La sortie

Ils ne sont pas loin d'une trentaine, regroupés sur le quai de la gare. De temps en temps ils sont là le matin, surtout quand, ayant raté mon train habituel, je prends celui de 9h13. Aucun risque de ne pas les voir, de ne pas les entendre. Ça parle, ça bouge dans tous les sens, l'ensemble est bruyant. Ils ont réquisitionné une bonne partie du quai juste derrière les tourniquets. Pourtant il y a de la place, mais ils préfèrent rester là, n'ayant fait que quelques mètres une fois validés leurs tickets.

La plupart d'entre eux porte un petit sac à dos, que je suppose rempli de leur goûter ou de leur repas du midi. Ils sont habillés pour faire face aux intempéries, heureusement car souvent le temps n'est pas au rendez-vous avec cet hiver un peu particulier où on a droit à une succession de périodes froides ou pluvieuses, parfois les deux en même temps. Le soleil en tout cas n'est pas du voyage, c'est évident.

□ □ □ □ □

● **Objectif de l'exercice**: Poursuivez le récit intitulé « La sortie » au-delà de sa dernière phrase.

Données des cadres d'éléments
□ □ □ □ □

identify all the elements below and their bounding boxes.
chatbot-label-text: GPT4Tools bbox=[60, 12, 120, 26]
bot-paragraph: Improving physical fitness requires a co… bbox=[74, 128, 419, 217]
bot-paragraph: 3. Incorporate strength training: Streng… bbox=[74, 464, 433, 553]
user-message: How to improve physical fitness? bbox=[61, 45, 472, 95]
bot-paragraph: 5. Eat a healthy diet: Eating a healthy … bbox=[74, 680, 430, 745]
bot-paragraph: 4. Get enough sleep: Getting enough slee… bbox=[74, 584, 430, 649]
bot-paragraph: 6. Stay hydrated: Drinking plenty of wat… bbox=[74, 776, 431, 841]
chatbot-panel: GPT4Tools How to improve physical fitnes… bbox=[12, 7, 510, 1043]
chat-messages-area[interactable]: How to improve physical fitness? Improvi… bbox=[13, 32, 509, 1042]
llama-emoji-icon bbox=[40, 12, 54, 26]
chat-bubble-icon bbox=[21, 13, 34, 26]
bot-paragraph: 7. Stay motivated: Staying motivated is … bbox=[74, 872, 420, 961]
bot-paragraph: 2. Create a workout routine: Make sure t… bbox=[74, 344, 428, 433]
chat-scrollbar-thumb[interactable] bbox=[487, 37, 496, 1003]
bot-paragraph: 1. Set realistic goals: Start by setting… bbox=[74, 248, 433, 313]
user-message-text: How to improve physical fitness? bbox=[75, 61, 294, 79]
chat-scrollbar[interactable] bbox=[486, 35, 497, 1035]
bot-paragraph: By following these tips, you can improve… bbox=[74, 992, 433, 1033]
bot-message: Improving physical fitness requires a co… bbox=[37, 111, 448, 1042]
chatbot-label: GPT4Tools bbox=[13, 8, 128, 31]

□ □ □ □ □

● **Corrigé de l'exercice**:
Je me plais à imaginer leur destination, un musée ou une sortie en forêt, une exposition ou un atelier qui sort de l'ordinaire. Je me souviens que gamin j'adorais ces sorties qui nous emmenaient loin de notre quotidien d'élèves studieux ou paresseux. Je me souviens l'excitation de la veille au soir au moment de ce coucher en pensant à tout ce qu'on verrait de nouveau et d'extraordinaire le lendemain, en commençant par le voyage qui m'apparaissait comme une petite aventure. Je n'ai pas toujours apprécié comme je l'aurais fait aujourd'hui le thème choisi mais qu'importe puisque ça me sortait de l'école — n'allez pas croire que j'étais un cancre, bien au contraire, j'adorais apprendre.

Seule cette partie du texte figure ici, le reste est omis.